- **TASK PROMPT**: Show every line in the entries below where the word "Giriş" appears.

- **GIVEN RECORDS**:
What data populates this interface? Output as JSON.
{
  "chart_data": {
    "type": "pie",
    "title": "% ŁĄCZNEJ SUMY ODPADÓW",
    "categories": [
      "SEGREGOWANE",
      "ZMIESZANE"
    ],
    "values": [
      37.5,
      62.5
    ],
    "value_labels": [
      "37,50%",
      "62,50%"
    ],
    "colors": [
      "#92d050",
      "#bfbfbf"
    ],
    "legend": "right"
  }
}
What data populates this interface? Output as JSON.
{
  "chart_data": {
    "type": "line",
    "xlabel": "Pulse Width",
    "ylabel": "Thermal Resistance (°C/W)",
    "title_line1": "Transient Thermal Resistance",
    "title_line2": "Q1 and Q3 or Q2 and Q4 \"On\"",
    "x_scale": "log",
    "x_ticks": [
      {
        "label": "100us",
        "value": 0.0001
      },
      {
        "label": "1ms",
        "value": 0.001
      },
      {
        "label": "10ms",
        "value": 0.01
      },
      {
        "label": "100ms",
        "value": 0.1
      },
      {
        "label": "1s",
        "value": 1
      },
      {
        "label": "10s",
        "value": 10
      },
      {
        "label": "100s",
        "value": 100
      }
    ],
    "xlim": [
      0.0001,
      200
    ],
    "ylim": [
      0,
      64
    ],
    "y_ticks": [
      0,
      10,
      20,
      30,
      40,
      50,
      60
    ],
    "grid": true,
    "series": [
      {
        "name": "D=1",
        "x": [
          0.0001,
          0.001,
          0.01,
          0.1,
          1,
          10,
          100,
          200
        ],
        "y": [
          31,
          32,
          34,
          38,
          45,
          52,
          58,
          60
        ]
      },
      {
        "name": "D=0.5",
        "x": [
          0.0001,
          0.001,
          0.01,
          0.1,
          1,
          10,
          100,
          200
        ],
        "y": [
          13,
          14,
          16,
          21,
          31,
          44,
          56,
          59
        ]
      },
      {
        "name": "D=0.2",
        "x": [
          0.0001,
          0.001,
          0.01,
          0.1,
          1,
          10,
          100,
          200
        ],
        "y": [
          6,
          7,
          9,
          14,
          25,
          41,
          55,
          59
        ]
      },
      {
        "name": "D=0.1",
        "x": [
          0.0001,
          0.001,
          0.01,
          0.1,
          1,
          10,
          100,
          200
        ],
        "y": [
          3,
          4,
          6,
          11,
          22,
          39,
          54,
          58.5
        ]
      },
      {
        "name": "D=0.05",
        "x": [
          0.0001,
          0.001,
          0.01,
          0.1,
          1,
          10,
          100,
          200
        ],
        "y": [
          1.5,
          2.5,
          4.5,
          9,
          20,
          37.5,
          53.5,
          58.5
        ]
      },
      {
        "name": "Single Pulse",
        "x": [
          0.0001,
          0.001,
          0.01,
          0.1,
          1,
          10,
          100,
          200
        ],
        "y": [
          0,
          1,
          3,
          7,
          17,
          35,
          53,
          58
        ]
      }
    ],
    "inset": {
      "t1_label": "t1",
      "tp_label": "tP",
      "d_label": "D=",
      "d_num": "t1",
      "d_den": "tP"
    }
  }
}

==

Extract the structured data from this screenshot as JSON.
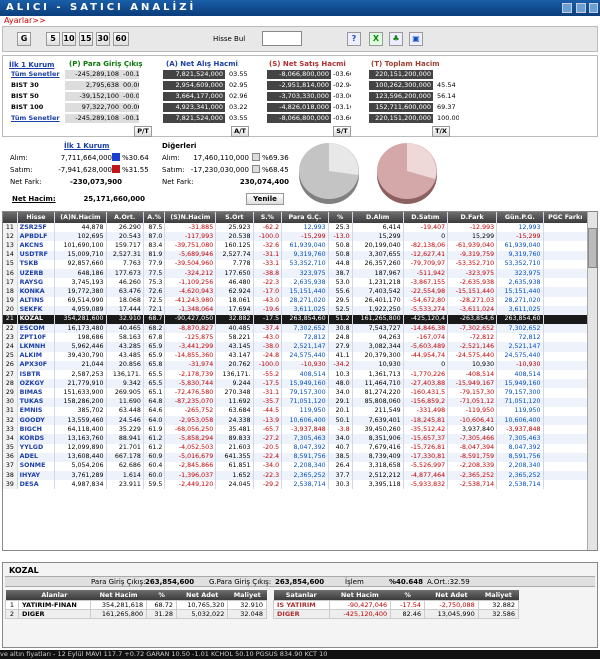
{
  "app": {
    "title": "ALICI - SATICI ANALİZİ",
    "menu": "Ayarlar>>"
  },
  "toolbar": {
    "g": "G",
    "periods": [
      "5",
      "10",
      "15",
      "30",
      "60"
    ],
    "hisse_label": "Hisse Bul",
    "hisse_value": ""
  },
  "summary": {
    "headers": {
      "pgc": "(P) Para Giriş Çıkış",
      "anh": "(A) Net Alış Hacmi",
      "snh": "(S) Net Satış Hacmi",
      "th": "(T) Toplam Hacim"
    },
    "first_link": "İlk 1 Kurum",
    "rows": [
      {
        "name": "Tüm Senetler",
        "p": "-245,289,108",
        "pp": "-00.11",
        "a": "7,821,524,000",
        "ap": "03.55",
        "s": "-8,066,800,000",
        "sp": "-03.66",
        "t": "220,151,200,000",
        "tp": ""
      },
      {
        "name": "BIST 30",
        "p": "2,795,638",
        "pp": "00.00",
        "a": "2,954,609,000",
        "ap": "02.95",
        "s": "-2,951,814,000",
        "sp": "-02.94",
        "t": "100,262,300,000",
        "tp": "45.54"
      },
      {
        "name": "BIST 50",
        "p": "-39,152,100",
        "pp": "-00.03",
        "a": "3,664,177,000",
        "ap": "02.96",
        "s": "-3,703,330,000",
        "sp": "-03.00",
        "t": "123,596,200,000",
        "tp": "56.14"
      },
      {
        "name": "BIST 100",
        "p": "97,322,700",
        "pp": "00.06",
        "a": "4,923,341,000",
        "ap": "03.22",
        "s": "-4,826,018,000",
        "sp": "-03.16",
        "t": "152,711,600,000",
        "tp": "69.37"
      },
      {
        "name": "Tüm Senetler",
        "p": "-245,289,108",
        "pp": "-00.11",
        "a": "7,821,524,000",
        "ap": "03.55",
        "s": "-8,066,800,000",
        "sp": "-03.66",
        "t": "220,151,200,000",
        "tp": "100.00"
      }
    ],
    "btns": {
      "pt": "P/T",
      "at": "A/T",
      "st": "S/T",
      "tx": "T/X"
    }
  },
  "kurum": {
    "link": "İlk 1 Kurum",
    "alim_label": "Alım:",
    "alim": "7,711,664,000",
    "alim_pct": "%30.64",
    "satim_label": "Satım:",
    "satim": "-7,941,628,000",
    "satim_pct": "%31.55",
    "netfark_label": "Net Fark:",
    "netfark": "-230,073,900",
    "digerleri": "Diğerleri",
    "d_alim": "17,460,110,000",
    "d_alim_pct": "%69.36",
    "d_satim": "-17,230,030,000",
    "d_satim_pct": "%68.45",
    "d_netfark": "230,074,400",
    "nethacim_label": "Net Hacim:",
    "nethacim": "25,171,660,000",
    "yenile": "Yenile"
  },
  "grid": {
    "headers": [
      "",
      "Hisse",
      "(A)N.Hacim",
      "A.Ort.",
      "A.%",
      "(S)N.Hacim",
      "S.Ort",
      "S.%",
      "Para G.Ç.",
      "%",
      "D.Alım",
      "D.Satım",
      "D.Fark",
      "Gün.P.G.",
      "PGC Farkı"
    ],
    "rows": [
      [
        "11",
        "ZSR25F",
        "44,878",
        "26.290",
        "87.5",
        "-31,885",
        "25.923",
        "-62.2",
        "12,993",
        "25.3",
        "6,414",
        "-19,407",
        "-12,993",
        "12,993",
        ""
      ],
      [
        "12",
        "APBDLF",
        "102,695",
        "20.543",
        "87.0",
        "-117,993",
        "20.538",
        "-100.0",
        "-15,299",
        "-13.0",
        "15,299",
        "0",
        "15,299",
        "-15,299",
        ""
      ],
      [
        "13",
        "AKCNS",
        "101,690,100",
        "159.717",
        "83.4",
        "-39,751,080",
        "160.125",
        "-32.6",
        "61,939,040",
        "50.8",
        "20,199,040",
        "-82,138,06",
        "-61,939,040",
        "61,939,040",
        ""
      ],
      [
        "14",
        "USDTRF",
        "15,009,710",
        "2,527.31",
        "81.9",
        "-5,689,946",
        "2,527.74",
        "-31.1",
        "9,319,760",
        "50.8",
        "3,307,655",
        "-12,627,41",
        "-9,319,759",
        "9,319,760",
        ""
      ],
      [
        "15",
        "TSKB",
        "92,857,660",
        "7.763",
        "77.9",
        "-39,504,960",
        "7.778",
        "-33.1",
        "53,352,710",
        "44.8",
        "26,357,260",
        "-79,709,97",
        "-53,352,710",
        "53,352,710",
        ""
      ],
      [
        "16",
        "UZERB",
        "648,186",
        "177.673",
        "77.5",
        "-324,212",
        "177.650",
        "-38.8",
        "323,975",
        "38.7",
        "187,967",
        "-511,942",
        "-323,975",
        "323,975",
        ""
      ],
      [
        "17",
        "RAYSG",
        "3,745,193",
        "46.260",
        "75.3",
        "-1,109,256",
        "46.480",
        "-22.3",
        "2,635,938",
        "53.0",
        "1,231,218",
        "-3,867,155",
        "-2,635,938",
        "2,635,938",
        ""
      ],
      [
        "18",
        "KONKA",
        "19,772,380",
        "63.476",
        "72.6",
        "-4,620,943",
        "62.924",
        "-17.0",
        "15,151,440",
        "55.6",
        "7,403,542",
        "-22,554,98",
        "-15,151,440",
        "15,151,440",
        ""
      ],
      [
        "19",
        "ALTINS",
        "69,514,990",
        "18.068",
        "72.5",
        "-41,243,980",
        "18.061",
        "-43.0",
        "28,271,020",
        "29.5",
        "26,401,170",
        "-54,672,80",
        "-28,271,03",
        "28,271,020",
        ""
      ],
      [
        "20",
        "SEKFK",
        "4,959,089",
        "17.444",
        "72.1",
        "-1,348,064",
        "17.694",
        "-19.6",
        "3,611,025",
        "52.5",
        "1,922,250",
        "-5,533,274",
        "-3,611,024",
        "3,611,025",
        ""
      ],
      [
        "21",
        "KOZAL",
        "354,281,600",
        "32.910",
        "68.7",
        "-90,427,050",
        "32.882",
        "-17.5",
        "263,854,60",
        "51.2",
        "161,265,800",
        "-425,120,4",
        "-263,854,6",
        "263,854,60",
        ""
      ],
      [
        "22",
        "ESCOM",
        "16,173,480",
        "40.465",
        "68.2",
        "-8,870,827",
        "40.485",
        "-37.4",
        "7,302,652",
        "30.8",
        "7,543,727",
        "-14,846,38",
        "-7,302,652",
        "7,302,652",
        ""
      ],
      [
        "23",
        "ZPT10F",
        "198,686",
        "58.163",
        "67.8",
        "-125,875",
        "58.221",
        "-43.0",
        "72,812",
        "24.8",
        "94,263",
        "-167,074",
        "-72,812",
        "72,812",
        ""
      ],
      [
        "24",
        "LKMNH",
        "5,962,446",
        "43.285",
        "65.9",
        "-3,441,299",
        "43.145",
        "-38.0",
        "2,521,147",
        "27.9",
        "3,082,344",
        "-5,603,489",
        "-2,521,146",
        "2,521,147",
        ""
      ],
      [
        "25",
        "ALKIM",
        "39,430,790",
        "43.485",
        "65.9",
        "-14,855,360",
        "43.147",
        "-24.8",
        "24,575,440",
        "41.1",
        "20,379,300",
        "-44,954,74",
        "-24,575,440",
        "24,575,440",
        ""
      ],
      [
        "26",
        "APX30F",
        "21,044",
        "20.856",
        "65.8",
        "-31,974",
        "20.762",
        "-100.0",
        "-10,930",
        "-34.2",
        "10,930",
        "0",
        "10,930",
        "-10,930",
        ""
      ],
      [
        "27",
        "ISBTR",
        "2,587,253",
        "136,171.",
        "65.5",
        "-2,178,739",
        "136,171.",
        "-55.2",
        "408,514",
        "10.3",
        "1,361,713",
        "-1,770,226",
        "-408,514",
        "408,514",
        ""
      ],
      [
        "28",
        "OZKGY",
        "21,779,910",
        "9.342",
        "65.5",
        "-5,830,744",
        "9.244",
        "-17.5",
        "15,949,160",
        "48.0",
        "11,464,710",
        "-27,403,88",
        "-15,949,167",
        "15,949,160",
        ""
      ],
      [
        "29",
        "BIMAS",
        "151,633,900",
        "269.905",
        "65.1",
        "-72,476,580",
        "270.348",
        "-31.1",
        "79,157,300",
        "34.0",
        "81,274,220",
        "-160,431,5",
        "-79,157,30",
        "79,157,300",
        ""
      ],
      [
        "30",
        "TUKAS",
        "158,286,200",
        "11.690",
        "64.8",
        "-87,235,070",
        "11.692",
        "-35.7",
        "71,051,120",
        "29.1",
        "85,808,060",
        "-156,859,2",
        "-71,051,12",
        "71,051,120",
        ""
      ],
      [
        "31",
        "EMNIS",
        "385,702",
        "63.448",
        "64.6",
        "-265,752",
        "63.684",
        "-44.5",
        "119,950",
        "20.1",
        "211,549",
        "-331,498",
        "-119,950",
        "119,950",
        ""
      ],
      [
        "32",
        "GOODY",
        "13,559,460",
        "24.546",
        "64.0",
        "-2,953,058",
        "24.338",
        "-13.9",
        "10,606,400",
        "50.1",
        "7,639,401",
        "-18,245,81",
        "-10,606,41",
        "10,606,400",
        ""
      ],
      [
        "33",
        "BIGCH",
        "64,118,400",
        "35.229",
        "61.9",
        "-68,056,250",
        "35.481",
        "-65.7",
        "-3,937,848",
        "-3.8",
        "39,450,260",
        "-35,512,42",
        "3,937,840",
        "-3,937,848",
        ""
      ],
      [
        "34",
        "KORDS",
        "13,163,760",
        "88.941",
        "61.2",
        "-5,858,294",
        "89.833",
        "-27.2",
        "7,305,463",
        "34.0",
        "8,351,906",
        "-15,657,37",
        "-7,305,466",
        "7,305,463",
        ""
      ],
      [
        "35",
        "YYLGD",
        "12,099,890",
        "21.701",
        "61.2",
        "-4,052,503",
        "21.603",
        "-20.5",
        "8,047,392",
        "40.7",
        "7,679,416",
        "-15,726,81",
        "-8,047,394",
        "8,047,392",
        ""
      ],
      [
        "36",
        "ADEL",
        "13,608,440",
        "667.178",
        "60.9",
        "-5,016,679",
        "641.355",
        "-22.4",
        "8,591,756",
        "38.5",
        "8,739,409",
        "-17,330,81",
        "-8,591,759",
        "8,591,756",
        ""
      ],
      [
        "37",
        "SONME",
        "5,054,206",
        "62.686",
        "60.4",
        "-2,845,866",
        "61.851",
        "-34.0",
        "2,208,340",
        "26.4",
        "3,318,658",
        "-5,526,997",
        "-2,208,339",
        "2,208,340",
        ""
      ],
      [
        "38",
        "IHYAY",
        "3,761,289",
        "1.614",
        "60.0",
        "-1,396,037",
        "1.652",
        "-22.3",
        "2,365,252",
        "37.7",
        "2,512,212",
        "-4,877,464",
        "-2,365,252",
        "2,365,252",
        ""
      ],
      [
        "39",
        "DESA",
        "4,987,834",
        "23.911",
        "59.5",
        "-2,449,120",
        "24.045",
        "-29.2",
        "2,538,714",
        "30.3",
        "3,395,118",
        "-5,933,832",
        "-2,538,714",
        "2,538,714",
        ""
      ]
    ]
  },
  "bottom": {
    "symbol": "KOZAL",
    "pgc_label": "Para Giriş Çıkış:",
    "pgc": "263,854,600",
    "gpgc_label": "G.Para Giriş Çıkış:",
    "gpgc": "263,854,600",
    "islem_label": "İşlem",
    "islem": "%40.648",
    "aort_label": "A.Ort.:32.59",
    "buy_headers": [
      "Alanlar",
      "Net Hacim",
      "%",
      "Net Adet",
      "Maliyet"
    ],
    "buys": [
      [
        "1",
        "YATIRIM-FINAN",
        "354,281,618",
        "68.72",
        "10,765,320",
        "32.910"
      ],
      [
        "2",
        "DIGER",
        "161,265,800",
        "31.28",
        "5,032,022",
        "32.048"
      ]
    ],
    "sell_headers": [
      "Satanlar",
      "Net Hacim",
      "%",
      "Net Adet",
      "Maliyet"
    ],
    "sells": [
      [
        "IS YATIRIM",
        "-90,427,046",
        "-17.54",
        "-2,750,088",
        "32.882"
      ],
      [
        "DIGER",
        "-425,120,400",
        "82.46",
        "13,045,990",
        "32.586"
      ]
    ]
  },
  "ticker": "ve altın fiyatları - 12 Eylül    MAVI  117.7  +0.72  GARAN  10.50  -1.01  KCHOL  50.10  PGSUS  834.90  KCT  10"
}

- **REPLY**:
      "pgc": "(P) Para Giriş Çıkış",
    "pgc_label": "Para Giriş Çıkış:",
    "gpgc_label": "G.Para Giriş Çıkış:",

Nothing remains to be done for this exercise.